## Given task
Everything in the listing should be restated word for word.

## Exercise input
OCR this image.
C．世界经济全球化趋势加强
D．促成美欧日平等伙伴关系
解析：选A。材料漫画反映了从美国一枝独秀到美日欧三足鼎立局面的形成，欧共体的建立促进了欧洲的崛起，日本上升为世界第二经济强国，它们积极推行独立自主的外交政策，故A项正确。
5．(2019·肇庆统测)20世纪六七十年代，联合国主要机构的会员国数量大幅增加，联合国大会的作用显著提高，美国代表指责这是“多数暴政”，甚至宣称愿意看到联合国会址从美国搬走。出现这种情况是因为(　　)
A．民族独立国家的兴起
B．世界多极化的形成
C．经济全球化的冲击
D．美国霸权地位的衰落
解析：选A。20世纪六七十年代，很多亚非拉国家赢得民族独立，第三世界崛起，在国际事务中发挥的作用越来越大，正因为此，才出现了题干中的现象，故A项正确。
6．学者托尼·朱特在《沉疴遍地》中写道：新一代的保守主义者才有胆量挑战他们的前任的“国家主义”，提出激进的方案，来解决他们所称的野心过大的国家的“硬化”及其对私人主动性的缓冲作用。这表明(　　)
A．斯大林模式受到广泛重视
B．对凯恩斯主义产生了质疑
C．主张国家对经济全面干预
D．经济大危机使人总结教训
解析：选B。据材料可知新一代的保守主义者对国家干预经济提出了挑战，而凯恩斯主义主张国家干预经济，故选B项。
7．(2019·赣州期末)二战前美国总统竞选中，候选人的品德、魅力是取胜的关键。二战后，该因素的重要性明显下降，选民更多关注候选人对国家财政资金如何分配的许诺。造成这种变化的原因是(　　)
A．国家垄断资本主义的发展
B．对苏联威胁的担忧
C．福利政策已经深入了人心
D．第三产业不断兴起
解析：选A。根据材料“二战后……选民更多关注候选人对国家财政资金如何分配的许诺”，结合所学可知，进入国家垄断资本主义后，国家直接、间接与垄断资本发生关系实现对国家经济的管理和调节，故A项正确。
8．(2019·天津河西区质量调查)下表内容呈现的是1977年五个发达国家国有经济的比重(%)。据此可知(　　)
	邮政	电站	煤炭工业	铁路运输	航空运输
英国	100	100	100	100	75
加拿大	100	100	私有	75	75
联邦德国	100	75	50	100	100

## Correct response
OCR this image.
C．世界经济全球化趋势加强
D．促成美欧日平等伙伴关系
解析：选A。材料漫画反映了从美国一枝独秀到美日欧三足鼎立局面的形成，欧共体的建立促进了欧洲的崛起，日本上升为世界第二经济强国，它们积极推行独立自主的外交政策，故A项正确。
5．(2019·肇庆统测)20世纪六七十年代，联合国主要机构的会员国数量大幅增加，联合国大会的作用显著提高，美国代表指责这是“多数暴政”，甚至宣称愿意看到联合国会址从美国搬走。出现这种情况是因为(　　)
A．民族独立国家的兴起
B．世界多极化的形成
C．经济全球化的冲击
D．美国霸权地位的衰落
解析：选A。20世纪六七十年代，很多亚非拉国家赢得民族独立，第三世界崛起，在国际事务中发挥的作用越来越大，正因为此，才出现了题干中的现象，故A项正确。
6．学者托尼·朱特在《沉疴遍地》中写道：新一代的保守主义者才有胆量挑战他们的前任的“国家主义”，提出激进的方案，来解决他们所称的野心过大的国家的“硬化”及其对私人主动性的缓冲作用。这表明(　　)
A．斯大林模式受到广泛重视
B．对凯恩斯主义产生了质疑
C．主张国家对经济全面干预
D．经济大危机使人总结教训
解析：选B。据材料可知新一代的保守主义者对国家干预经济提出了挑战，而凯恩斯主义主张国家干预经济，故选B项。
7．(2019·赣州期末)二战前美国总统竞选中，候选人的品德、魅力是取胜的关键。二战后，该因素的重要性明显下降，选民更多关注候选人对国家财政资金如何分配的许诺。造成这种变化的原因是(　　)
A．国家垄断资本主义的发展
B．对苏联威胁的担忧
C．福利政策已经深入了人心
D．第三产业不断兴起
解析：选A。根据材料“二战后……选民更多关注候选人对国家财政资金如何分配的许诺”，结合所学可知，进入国家垄断资本主义后，国家直接、间接与垄断资本发生关系实现对国家经济的管理和调节，故A项正确。
8．(2019·天津河西区质量调查)下表内容呈现的是1977年五个发达国家国有经济的比重(%)。据此可知(　　)
	邮政	电站	煤炭工业	铁路运输	航空运输
英国	100	100	100	100	75
加拿大	100	100	私有	75	75
联邦德国	100	75	50	100	100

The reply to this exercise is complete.